***** Records shown *****

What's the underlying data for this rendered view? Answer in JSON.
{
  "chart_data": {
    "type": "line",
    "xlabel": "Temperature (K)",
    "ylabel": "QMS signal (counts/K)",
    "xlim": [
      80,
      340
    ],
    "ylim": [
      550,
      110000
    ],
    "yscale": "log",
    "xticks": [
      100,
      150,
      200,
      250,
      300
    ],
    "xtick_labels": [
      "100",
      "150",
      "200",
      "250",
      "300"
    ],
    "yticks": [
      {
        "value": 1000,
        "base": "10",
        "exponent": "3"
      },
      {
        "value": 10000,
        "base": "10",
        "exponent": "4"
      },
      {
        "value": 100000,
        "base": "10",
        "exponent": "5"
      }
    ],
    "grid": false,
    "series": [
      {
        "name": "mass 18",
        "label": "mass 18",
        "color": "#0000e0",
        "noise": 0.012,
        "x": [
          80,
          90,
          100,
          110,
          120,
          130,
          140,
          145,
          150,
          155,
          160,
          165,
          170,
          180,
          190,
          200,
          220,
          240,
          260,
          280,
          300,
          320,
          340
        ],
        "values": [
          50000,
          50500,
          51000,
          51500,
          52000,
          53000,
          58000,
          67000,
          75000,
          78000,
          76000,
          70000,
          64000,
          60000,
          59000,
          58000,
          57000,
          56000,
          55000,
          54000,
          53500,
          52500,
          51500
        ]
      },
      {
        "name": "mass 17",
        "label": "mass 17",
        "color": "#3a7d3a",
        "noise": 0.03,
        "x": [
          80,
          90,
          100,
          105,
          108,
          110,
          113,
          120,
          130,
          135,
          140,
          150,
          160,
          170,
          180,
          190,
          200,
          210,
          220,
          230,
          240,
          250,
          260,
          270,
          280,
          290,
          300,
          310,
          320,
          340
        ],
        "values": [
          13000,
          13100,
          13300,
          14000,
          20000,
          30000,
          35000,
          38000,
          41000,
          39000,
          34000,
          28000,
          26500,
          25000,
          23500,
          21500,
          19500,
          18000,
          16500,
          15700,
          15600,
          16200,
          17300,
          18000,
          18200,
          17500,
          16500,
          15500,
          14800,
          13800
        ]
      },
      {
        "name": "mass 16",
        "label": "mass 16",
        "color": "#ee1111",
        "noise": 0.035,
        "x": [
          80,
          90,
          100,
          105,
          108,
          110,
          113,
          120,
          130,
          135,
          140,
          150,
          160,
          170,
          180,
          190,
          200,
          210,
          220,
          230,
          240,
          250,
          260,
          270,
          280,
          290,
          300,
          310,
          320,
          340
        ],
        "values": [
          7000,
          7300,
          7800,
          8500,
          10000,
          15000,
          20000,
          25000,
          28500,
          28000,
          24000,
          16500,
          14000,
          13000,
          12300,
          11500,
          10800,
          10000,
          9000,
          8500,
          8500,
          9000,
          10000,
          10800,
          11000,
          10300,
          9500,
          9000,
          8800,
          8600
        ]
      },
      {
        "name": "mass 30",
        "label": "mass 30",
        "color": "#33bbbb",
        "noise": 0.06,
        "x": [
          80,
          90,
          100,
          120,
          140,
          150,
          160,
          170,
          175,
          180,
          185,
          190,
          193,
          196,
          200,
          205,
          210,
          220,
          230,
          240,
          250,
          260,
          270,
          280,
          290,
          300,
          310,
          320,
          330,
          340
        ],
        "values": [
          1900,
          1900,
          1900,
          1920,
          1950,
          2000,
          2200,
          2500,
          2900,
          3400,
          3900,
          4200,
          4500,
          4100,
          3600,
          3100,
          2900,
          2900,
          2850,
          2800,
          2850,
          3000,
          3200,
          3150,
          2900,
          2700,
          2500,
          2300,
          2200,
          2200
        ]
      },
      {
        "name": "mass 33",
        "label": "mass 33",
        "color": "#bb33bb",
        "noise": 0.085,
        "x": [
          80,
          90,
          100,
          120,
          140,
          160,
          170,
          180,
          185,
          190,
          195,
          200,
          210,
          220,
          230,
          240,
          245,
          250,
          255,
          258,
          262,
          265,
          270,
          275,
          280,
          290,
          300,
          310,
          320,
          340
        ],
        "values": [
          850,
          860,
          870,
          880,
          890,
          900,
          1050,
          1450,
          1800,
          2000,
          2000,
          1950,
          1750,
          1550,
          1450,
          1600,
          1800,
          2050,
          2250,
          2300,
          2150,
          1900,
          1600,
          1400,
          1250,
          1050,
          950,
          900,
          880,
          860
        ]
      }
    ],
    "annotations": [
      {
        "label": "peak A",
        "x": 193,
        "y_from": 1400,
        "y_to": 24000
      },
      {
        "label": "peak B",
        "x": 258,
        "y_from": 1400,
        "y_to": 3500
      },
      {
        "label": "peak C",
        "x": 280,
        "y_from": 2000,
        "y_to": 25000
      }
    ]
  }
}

*****

» **Requirement**:
Tell how many lines in the material above include the word "name", giving the number only.

» **Solution to this problem**:
5